Pick every line from the data that holds the word "best".

**DATASET ROWS:**
↓↓↓
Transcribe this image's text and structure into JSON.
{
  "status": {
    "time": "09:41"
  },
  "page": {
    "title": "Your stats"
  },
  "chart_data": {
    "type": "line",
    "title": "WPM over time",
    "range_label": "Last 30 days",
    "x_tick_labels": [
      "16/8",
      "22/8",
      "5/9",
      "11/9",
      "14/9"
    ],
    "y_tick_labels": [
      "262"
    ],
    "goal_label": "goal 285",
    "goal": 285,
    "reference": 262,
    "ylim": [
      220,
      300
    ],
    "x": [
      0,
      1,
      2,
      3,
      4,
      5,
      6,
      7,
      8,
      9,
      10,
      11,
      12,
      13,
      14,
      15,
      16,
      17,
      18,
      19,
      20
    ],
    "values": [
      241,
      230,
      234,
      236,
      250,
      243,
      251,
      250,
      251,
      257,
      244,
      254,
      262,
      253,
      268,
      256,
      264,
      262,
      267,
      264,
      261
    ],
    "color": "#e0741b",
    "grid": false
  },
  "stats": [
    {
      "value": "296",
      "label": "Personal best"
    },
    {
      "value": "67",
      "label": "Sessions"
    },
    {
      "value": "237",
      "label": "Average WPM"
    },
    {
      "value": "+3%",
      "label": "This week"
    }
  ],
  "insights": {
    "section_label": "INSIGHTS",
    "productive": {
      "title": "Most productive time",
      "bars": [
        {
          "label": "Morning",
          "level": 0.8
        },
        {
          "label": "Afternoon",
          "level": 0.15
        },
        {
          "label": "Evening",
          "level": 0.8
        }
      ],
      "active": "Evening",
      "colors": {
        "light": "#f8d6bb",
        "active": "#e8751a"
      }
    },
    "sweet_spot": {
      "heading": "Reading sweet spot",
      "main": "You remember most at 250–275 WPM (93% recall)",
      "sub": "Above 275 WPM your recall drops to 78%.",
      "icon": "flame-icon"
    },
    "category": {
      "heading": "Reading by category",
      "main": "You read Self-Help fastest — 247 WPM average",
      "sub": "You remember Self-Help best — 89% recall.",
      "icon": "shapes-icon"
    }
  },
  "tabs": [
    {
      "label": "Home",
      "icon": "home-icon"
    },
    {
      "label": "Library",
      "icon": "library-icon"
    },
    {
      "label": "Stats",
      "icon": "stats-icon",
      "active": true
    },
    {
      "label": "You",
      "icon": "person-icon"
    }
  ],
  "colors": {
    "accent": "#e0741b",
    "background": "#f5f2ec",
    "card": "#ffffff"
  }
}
↑↑↑
**TASK RESULT:**
      "label": "Personal best"
      "sub": "You remember Self-Help best — 89% recall.",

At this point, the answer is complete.